• [Task requirements]
Word for word, restate every line of the material.

• [Data entries]
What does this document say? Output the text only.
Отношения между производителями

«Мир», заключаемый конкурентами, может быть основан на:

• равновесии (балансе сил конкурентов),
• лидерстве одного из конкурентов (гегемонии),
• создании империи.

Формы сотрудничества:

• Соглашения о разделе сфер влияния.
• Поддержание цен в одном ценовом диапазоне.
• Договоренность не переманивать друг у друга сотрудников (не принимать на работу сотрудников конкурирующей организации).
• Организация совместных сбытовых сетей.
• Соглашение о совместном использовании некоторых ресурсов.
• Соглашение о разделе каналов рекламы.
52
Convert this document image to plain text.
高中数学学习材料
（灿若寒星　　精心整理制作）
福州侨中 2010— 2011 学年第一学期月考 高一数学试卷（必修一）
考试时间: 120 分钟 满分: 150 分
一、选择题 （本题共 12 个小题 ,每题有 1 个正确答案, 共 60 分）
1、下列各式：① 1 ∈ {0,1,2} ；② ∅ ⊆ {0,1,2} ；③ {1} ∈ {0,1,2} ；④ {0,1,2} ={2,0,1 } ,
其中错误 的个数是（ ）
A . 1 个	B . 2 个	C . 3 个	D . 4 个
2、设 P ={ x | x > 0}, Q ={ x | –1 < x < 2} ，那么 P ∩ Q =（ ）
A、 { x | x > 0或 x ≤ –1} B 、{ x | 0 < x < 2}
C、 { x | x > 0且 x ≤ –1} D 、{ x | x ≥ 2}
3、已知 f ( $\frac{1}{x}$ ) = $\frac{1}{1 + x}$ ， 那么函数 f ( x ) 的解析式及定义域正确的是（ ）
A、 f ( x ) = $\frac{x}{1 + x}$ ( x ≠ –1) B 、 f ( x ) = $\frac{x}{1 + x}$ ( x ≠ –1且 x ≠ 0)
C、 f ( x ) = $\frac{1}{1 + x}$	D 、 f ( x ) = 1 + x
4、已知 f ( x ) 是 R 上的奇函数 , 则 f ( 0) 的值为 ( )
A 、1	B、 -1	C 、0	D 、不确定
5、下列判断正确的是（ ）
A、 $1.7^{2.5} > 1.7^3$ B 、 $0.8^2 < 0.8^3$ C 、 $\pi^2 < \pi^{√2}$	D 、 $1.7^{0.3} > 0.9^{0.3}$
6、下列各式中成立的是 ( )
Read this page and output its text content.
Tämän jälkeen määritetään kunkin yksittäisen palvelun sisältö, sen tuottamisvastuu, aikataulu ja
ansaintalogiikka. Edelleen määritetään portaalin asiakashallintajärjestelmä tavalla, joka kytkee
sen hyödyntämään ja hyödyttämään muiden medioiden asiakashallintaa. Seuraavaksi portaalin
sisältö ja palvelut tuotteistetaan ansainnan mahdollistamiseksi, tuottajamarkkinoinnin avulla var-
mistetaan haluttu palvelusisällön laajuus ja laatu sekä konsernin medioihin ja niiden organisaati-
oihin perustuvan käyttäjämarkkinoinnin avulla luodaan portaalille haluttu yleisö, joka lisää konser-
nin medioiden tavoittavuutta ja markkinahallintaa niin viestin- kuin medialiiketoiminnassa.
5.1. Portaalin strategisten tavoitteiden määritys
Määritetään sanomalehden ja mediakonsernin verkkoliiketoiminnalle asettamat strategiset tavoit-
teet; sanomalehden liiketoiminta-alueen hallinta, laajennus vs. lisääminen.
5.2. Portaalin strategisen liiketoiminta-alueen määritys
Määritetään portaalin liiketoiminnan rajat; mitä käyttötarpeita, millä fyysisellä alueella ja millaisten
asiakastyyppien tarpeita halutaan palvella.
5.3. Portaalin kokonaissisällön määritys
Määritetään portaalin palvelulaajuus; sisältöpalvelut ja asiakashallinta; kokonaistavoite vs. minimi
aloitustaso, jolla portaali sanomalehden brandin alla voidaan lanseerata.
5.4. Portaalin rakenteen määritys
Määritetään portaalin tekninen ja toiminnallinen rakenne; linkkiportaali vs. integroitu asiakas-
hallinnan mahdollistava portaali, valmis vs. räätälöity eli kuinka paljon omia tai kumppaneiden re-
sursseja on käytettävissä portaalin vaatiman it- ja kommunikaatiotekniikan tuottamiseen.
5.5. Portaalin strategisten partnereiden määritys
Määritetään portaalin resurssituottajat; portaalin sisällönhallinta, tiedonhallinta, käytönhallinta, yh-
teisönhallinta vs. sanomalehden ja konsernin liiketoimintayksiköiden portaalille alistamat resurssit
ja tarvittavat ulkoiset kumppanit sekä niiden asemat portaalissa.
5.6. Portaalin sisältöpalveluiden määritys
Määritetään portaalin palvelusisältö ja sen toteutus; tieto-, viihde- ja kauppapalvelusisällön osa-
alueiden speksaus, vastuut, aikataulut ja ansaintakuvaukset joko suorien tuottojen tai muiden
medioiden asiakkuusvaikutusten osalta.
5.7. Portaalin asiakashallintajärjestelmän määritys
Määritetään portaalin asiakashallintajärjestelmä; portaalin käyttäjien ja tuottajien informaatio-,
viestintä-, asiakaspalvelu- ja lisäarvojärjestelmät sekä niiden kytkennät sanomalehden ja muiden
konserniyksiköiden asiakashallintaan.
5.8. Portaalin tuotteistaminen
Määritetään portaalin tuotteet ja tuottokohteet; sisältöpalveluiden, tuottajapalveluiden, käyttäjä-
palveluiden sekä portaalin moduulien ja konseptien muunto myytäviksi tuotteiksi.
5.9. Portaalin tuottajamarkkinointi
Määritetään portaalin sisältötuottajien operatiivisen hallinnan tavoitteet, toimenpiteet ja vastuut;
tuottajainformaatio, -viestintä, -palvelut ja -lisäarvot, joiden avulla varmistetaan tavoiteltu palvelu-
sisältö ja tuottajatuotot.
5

• [Task solution]
What does this document say? Output the text only.
Отношения между производителями

«Мир», заключаемый конкурентами, может быть основан на:

• равновесии (балансе сил конкурентов),
• лидерстве одного из конкурентов (гегемонии),
• создании империи.

Формы сотрудничества:

• Соглашения о разделе сфер влияния.
• Поддержание цен в одном ценовом диапазоне.
• Договоренность не переманивать друг у друга сотрудников (не принимать на работу сотрудников конкурирующей организации).
• Организация совместных сбытовых сетей.
• Соглашение о совместном использовании некоторых ресурсов.
• Соглашение о разделе каналов рекламы.
52
Convert this document image to plain text.
高中数学学习材料
（灿若寒星　　精心整理制作）
福州侨中 2010— 2011 学年第一学期月考 高一数学试卷（必修一）
考试时间: 120 分钟 满分: 150 分
一、选择题 （本题共 12 个小题 ,每题有 1 个正确答案, 共 60 分）
1、下列各式：① 1 ∈ {0,1,2} ；② ∅ ⊆ {0,1,2} ；③ {1} ∈ {0,1,2} ；④ {0,1,2} ={2,0,1 } ,
其中错误 的个数是（ ）
A . 1 个	B . 2 个	C . 3 个	D . 4 个
2、设 P ={ x | x > 0}, Q ={ x | –1 < x < 2} ，那么 P ∩ Q =（ ）
A、 { x | x > 0或 x ≤ –1} B 、{ x | 0 < x < 2}
C、 { x | x > 0且 x ≤ –1} D 、{ x | x ≥ 2}
3、已知 f ( $\frac{1}{x}$ ) = $\frac{1}{1 + x}$ ， 那么函数 f ( x ) 的解析式及定义域正确的是（ ）
A、 f ( x ) = $\frac{x}{1 + x}$ ( x ≠ –1) B 、 f ( x ) = $\frac{x}{1 + x}$ ( x ≠ –1且 x ≠ 0)
C、 f ( x ) = $\frac{1}{1 + x}$	D 、 f ( x ) = 1 + x
4、已知 f ( x ) 是 R 上的奇函数 , 则 f ( 0) 的值为 ( )
A 、1	B、 -1	C 、0	D 、不确定
5、下列判断正确的是（ ）
A、 $1.7^{2.5} > 1.7^3$ B 、 $0.8^2 < 0.8^3$ C 、 $\pi^2 < \pi^{√2}$	D 、 $1.7^{0.3} > 0.9^{0.3}$
6、下列各式中成立的是 ( )
Read this page and output its text content.
Tämän jälkeen määritetään kunkin yksittäisen palvelun sisältö, sen tuottamisvastuu, aikataulu ja
ansaintalogiikka. Edelleen määritetään portaalin asiakashallintajärjestelmä tavalla, joka kytkee
sen hyödyntämään ja hyödyttämään muiden medioiden asiakashallintaa. Seuraavaksi portaalin
sisältö ja palvelut tuotteistetaan ansainnan mahdollistamiseksi, tuottajamarkkinoinnin avulla var-
mistetaan haluttu palvelusisällön laajuus ja laatu sekä konsernin medioihin ja niiden organisaati-
oihin perustuvan käyttäjämarkkinoinnin avulla luodaan portaalille haluttu yleisö, joka lisää konser-
nin medioiden tavoittavuutta ja markkinahallintaa niin viestin- kuin medialiiketoiminnassa.
5.1. Portaalin strategisten tavoitteiden määritys
Määritetään sanomalehden ja mediakonsernin verkkoliiketoiminnalle asettamat strategiset tavoit-
teet; sanomalehden liiketoiminta-alueen hallinta, laajennus vs. lisääminen.
5.2. Portaalin strategisen liiketoiminta-alueen määritys
Määritetään portaalin liiketoiminnan rajat; mitä käyttötarpeita, millä fyysisellä alueella ja millaisten
asiakastyyppien tarpeita halutaan palvella.
5.3. Portaalin kokonaissisällön määritys
Määritetään portaalin palvelulaajuus; sisältöpalvelut ja asiakashallinta; kokonaistavoite vs. minimi
aloitustaso, jolla portaali sanomalehden brandin alla voidaan lanseerata.
5.4. Portaalin rakenteen määritys
Määritetään portaalin tekninen ja toiminnallinen rakenne; linkkiportaali vs. integroitu asiakas-
hallinnan mahdollistava portaali, valmis vs. räätälöity eli kuinka paljon omia tai kumppaneiden re-
sursseja on käytettävissä portaalin vaatiman it- ja kommunikaatiotekniikan tuottamiseen.
5.5. Portaalin strategisten partnereiden määritys
Määritetään portaalin resurssituottajat; portaalin sisällönhallinta, tiedonhallinta, käytönhallinta, yh-
teisönhallinta vs. sanomalehden ja konsernin liiketoimintayksiköiden portaalille alistamat resurssit
ja tarvittavat ulkoiset kumppanit sekä niiden asemat portaalissa.
5.6. Portaalin sisältöpalveluiden määritys
Määritetään portaalin palvelusisältö ja sen toteutus; tieto-, viihde- ja kauppapalvelusisällön osa-
alueiden speksaus, vastuut, aikataulut ja ansaintakuvaukset joko suorien tuottojen tai muiden
medioiden asiakkuusvaikutusten osalta.
5.7. Portaalin asiakashallintajärjestelmän määritys
Määritetään portaalin asiakashallintajärjestelmä; portaalin käyttäjien ja tuottajien informaatio-,
viestintä-, asiakaspalvelu- ja lisäarvojärjestelmät sekä niiden kytkennät sanomalehden ja muiden
konserniyksiköiden asiakashallintaan.
5.8. Portaalin tuotteistaminen
Määritetään portaalin tuotteet ja tuottokohteet; sisältöpalveluiden, tuottajapalveluiden, käyttäjä-
palveluiden sekä portaalin moduulien ja konseptien muunto myytäviksi tuotteiksi.
5.9. Portaalin tuottajamarkkinointi
Määritetään portaalin sisältötuottajien operatiivisen hallinnan tavoitteet, toimenpiteet ja vastuut;
tuottajainformaatio, -viestintä, -palvelut ja -lisäarvot, joiden avulla varmistetaan tavoiteltu palvelu-
sisältö ja tuottajatuotot.
5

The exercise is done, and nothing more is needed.